▶ [Task requirements] Omit the pictures and output every entry below exactly as written.

(Records from a data source)
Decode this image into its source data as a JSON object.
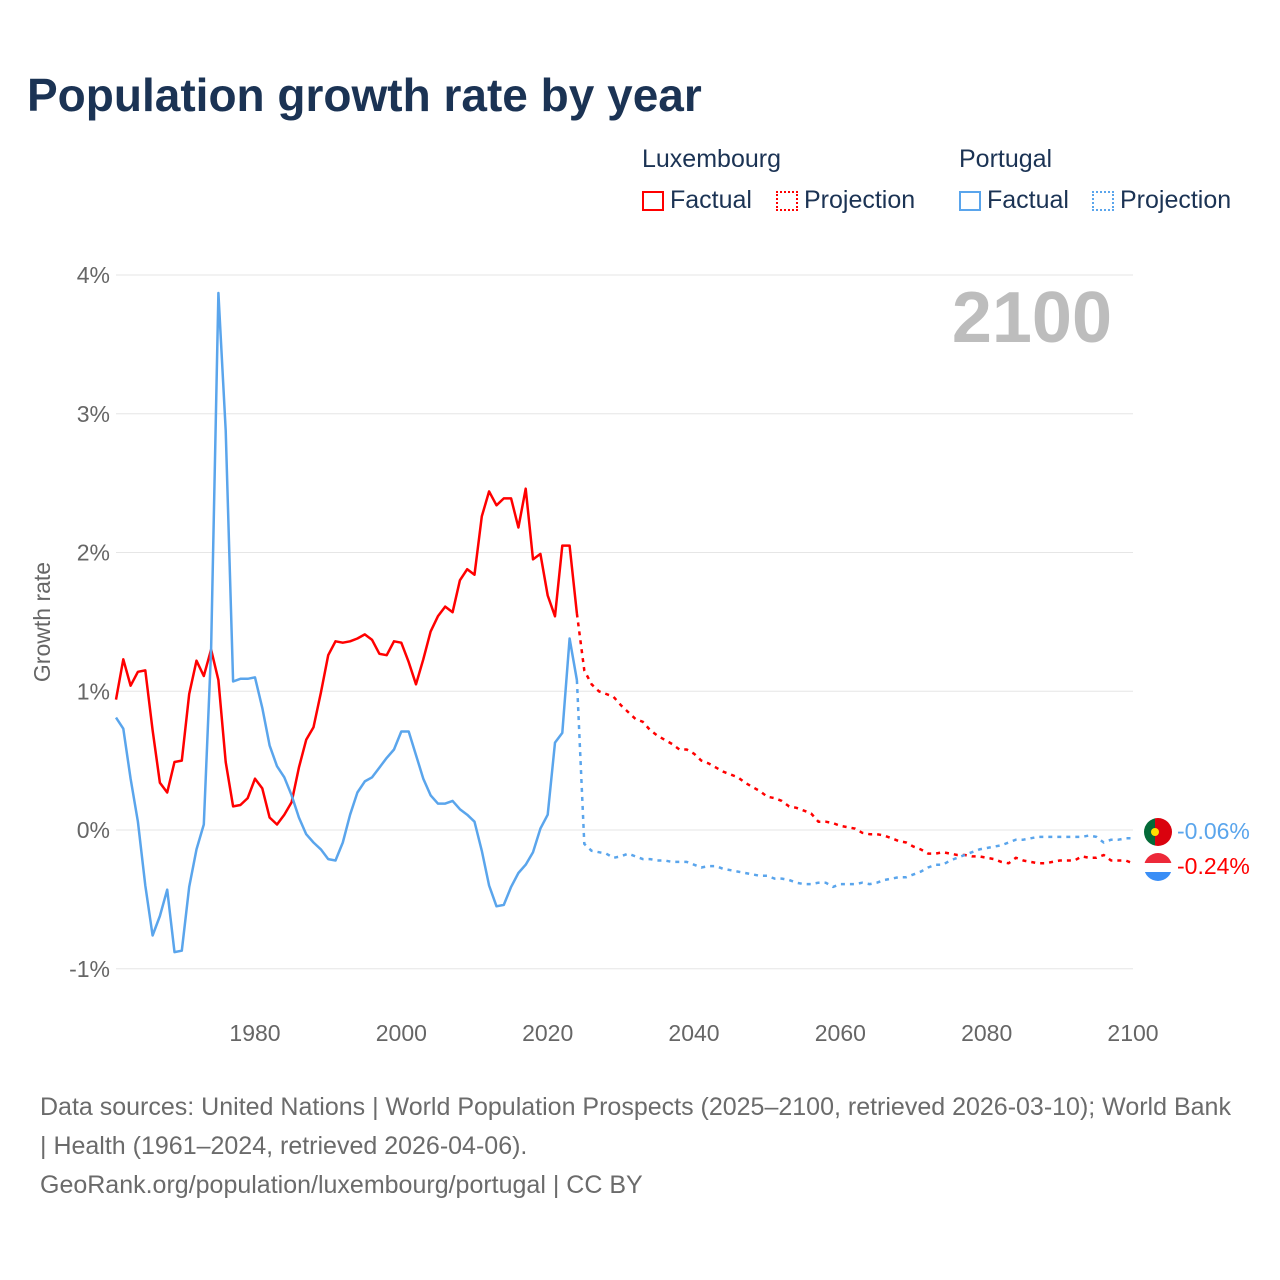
{
  "title": "Population growth rate by year",
  "legend": {
    "groups": [
      {
        "name": "Luxembourg",
        "factual": "Factual",
        "projection": "Projection",
        "color": "#ff0000"
      },
      {
        "name": "Portugal",
        "factual": "Factual",
        "projection": "Projection",
        "color": "#5aa5ec"
      }
    ]
  },
  "year_label": "2100",
  "end_labels": {
    "portugal": "-0.06%",
    "luxembourg": "-0.24%"
  },
  "source_lines": [
    "Data sources: United Nations | World Population Prospects (2025–2100, retrieved 2026-03-10); World Bank | Health (1961–2024, retrieved 2026-04-06).",
    "GeoRank.org/population/luxembourg/portugal | CC BY"
  ],
  "chart_data": {
    "type": "line",
    "title": "Population growth rate by year",
    "xlabel": "",
    "ylabel": "Growth rate",
    "xlim": [
      1961,
      2100
    ],
    "ylim": [
      -1.3,
      4.1
    ],
    "x_ticks": [
      1980,
      2000,
      2020,
      2040,
      2060,
      2080,
      2100
    ],
    "x_tick_labels": [
      "1980",
      "2000",
      "2020",
      "2040",
      "2060",
      "2080",
      "2100"
    ],
    "y_ticks": [
      -1,
      0,
      1,
      2,
      3,
      4
    ],
    "y_tick_labels": [
      "-1%",
      "0%",
      "1%",
      "2%",
      "3%",
      "4%"
    ],
    "grid": true,
    "legend_position": "top-right",
    "series": [
      {
        "name": "Luxembourg Factual",
        "color": "#ff0000",
        "style": "solid",
        "x_start": 1961,
        "values": [
          0.94,
          1.23,
          1.04,
          1.14,
          1.15,
          0.72,
          0.34,
          0.27,
          0.49,
          0.5,
          0.98,
          1.22,
          1.11,
          1.3,
          1.08,
          0.49,
          0.17,
          0.18,
          0.23,
          0.37,
          0.3,
          0.09,
          0.04,
          0.11,
          0.2,
          0.45,
          0.65,
          0.74,
          0.99,
          1.26,
          1.36,
          1.35,
          1.36,
          1.38,
          1.41,
          1.37,
          1.27,
          1.26,
          1.36,
          1.35,
          1.21,
          1.05,
          1.23,
          1.43,
          1.54,
          1.61,
          1.57,
          1.8,
          1.88,
          1.84,
          2.26,
          2.44,
          2.34,
          2.39,
          2.39,
          2.18,
          2.46,
          1.95,
          1.99,
          1.69,
          1.54,
          2.05,
          2.05,
          1.56
        ]
      },
      {
        "name": "Luxembourg Projection",
        "color": "#ff0000",
        "style": "dotted",
        "x_start": 2025,
        "values": [
          1.15,
          1.05,
          1.0,
          0.98,
          0.96,
          0.9,
          0.85,
          0.8,
          0.78,
          0.72,
          0.68,
          0.65,
          0.62,
          0.58,
          0.58,
          0.55,
          0.5,
          0.48,
          0.45,
          0.42,
          0.4,
          0.38,
          0.34,
          0.31,
          0.28,
          0.24,
          0.23,
          0.21,
          0.17,
          0.16,
          0.14,
          0.12,
          0.06,
          0.06,
          0.05,
          0.03,
          0.02,
          0.01,
          -0.02,
          -0.03,
          -0.03,
          -0.04,
          -0.06,
          -0.08,
          -0.09,
          -0.12,
          -0.14,
          -0.17,
          -0.17,
          -0.16,
          -0.17,
          -0.18,
          -0.18,
          -0.19,
          -0.19,
          -0.2,
          -0.21,
          -0.23,
          -0.24,
          -0.2,
          -0.22,
          -0.23,
          -0.24,
          -0.24,
          -0.23,
          -0.22,
          -0.22,
          -0.22,
          -0.19,
          -0.2,
          -0.2,
          -0.18,
          -0.22,
          -0.22,
          -0.22,
          -0.24
        ]
      },
      {
        "name": "Portugal Factual",
        "color": "#5aa5ec",
        "style": "solid",
        "x_start": 1961,
        "values": [
          0.81,
          0.73,
          0.37,
          0.06,
          -0.4,
          -0.76,
          -0.62,
          -0.43,
          -0.88,
          -0.87,
          -0.41,
          -0.14,
          0.04,
          1.3,
          3.87,
          2.88,
          1.07,
          1.09,
          1.09,
          1.1,
          0.88,
          0.61,
          0.46,
          0.38,
          0.25,
          0.09,
          -0.03,
          -0.09,
          -0.14,
          -0.21,
          -0.22,
          -0.09,
          0.11,
          0.27,
          0.35,
          0.38,
          0.45,
          0.52,
          0.58,
          0.71,
          0.71,
          0.54,
          0.37,
          0.25,
          0.19,
          0.19,
          0.21,
          0.15,
          0.11,
          0.06,
          -0.15,
          -0.4,
          -0.55,
          -0.54,
          -0.41,
          -0.31,
          -0.25,
          -0.16,
          0.01,
          0.11,
          0.63,
          0.7,
          1.38,
          1.08
        ]
      },
      {
        "name": "Portugal Projection",
        "color": "#5aa5ec",
        "style": "dotted",
        "x_start": 2025,
        "values": [
          -0.1,
          -0.15,
          -0.16,
          -0.17,
          -0.2,
          -0.19,
          -0.17,
          -0.19,
          -0.21,
          -0.21,
          -0.22,
          -0.22,
          -0.23,
          -0.23,
          -0.23,
          -0.25,
          -0.27,
          -0.26,
          -0.26,
          -0.28,
          -0.29,
          -0.3,
          -0.31,
          -0.32,
          -0.33,
          -0.33,
          -0.35,
          -0.35,
          -0.36,
          -0.38,
          -0.39,
          -0.39,
          -0.38,
          -0.38,
          -0.41,
          -0.39,
          -0.39,
          -0.39,
          -0.38,
          -0.39,
          -0.38,
          -0.36,
          -0.35,
          -0.34,
          -0.34,
          -0.32,
          -0.3,
          -0.27,
          -0.25,
          -0.25,
          -0.22,
          -0.2,
          -0.18,
          -0.16,
          -0.14,
          -0.13,
          -0.12,
          -0.11,
          -0.09,
          -0.07,
          -0.07,
          -0.06,
          -0.05,
          -0.05,
          -0.05,
          -0.05,
          -0.05,
          -0.05,
          -0.05,
          -0.04,
          -0.05,
          -0.09,
          -0.07,
          -0.07,
          -0.06,
          -0.06
        ]
      }
    ]
  }
}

▶ [Exercise response]
Decode this image into its source data as a JSON object.
{
  "title": "Population growth rate by year",
  "legend": {
    "groups": [
      {
        "name": "Luxembourg",
        "factual": "Factual",
        "projection": "Projection",
        "color": "#ff0000"
      },
      {
        "name": "Portugal",
        "factual": "Factual",
        "projection": "Projection",
        "color": "#5aa5ec"
      }
    ]
  },
  "year_label": "2100",
  "end_labels": {
    "portugal": "-0.06%",
    "luxembourg": "-0.24%"
  },
  "source_lines": [
    "Data sources: United Nations | World Population Prospects (2025–2100, retrieved 2026-03-10); World Bank | Health (1961–2024, retrieved 2026-04-06).",
    "GeoRank.org/population/luxembourg/portugal | CC BY"
  ],
  "chart_data": {
    "type": "line",
    "title": "Population growth rate by year",
    "xlabel": "",
    "ylabel": "Growth rate",
    "xlim": [
      1961,
      2100
    ],
    "ylim": [
      -1.3,
      4.1
    ],
    "x_ticks": [
      1980,
      2000,
      2020,
      2040,
      2060,
      2080,
      2100
    ],
    "x_tick_labels": [
      "1980",
      "2000",
      "2020",
      "2040",
      "2060",
      "2080",
      "2100"
    ],
    "y_ticks": [
      -1,
      0,
      1,
      2,
      3,
      4
    ],
    "y_tick_labels": [
      "-1%",
      "0%",
      "1%",
      "2%",
      "3%",
      "4%"
    ],
    "grid": true,
    "legend_position": "top-right",
    "series": [
      {
        "name": "Luxembourg Factual",
        "color": "#ff0000",
        "style": "solid",
        "x_start": 1961,
        "values": [
          0.94,
          1.23,
          1.04,
          1.14,
          1.15,
          0.72,
          0.34,
          0.27,
          0.49,
          0.5,
          0.98,
          1.22,
          1.11,
          1.3,
          1.08,
          0.49,
          0.17,
          0.18,
          0.23,
          0.37,
          0.3,
          0.09,
          0.04,
          0.11,
          0.2,
          0.45,
          0.65,
          0.74,
          0.99,
          1.26,
          1.36,
          1.35,
          1.36,
          1.38,
          1.41,
          1.37,
          1.27,
          1.26,
          1.36,
          1.35,
          1.21,
          1.05,
          1.23,
          1.43,
          1.54,
          1.61,
          1.57,
          1.8,
          1.88,
          1.84,
          2.26,
          2.44,
          2.34,
          2.39,
          2.39,
          2.18,
          2.46,
          1.95,
          1.99,
          1.69,
          1.54,
          2.05,
          2.05,
          1.56
        ]
      },
      {
        "name": "Luxembourg Projection",
        "color": "#ff0000",
        "style": "dotted",
        "x_start": 2025,
        "values": [
          1.15,
          1.05,
          1.0,
          0.98,
          0.96,
          0.9,
          0.85,
          0.8,
          0.78,
          0.72,
          0.68,
          0.65,
          0.62,
          0.58,
          0.58,
          0.55,
          0.5,
          0.48,
          0.45,
          0.42,
          0.4,
          0.38,
          0.34,
          0.31,
          0.28,
          0.24,
          0.23,
          0.21,
          0.17,
          0.16,
          0.14,
          0.12,
          0.06,
          0.06,
          0.05,
          0.03,
          0.02,
          0.01,
          -0.02,
          -0.03,
          -0.03,
          -0.04,
          -0.06,
          -0.08,
          -0.09,
          -0.12,
          -0.14,
          -0.17,
          -0.17,
          -0.16,
          -0.17,
          -0.18,
          -0.18,
          -0.19,
          -0.19,
          -0.2,
          -0.21,
          -0.23,
          -0.24,
          -0.2,
          -0.22,
          -0.23,
          -0.24,
          -0.24,
          -0.23,
          -0.22,
          -0.22,
          -0.22,
          -0.19,
          -0.2,
          -0.2,
          -0.18,
          -0.22,
          -0.22,
          -0.22,
          -0.24
        ]
      },
      {
        "name": "Portugal Factual",
        "color": "#5aa5ec",
        "style": "solid",
        "x_start": 1961,
        "values": [
          0.81,
          0.73,
          0.37,
          0.06,
          -0.4,
          -0.76,
          -0.62,
          -0.43,
          -0.88,
          -0.87,
          -0.41,
          -0.14,
          0.04,
          1.3,
          3.87,
          2.88,
          1.07,
          1.09,
          1.09,
          1.1,
          0.88,
          0.61,
          0.46,
          0.38,
          0.25,
          0.09,
          -0.03,
          -0.09,
          -0.14,
          -0.21,
          -0.22,
          -0.09,
          0.11,
          0.27,
          0.35,
          0.38,
          0.45,
          0.52,
          0.58,
          0.71,
          0.71,
          0.54,
          0.37,
          0.25,
          0.19,
          0.19,
          0.21,
          0.15,
          0.11,
          0.06,
          -0.15,
          -0.4,
          -0.55,
          -0.54,
          -0.41,
          -0.31,
          -0.25,
          -0.16,
          0.01,
          0.11,
          0.63,
          0.7,
          1.38,
          1.08
        ]
      },
      {
        "name": "Portugal Projection",
        "color": "#5aa5ec",
        "style": "dotted",
        "x_start": 2025,
        "values": [
          -0.1,
          -0.15,
          -0.16,
          -0.17,
          -0.2,
          -0.19,
          -0.17,
          -0.19,
          -0.21,
          -0.21,
          -0.22,
          -0.22,
          -0.23,
          -0.23,
          -0.23,
          -0.25,
          -0.27,
          -0.26,
          -0.26,
          -0.28,
          -0.29,
          -0.3,
          -0.31,
          -0.32,
          -0.33,
          -0.33,
          -0.35,
          -0.35,
          -0.36,
          -0.38,
          -0.39,
          -0.39,
          -0.38,
          -0.38,
          -0.41,
          -0.39,
          -0.39,
          -0.39,
          -0.38,
          -0.39,
          -0.38,
          -0.36,
          -0.35,
          -0.34,
          -0.34,
          -0.32,
          -0.3,
          -0.27,
          -0.25,
          -0.25,
          -0.22,
          -0.2,
          -0.18,
          -0.16,
          -0.14,
          -0.13,
          -0.12,
          -0.11,
          -0.09,
          -0.07,
          -0.07,
          -0.06,
          -0.05,
          -0.05,
          -0.05,
          -0.05,
          -0.05,
          -0.05,
          -0.05,
          -0.04,
          -0.05,
          -0.09,
          -0.07,
          -0.07,
          -0.06,
          -0.06
        ]
      }
    ]
  }
}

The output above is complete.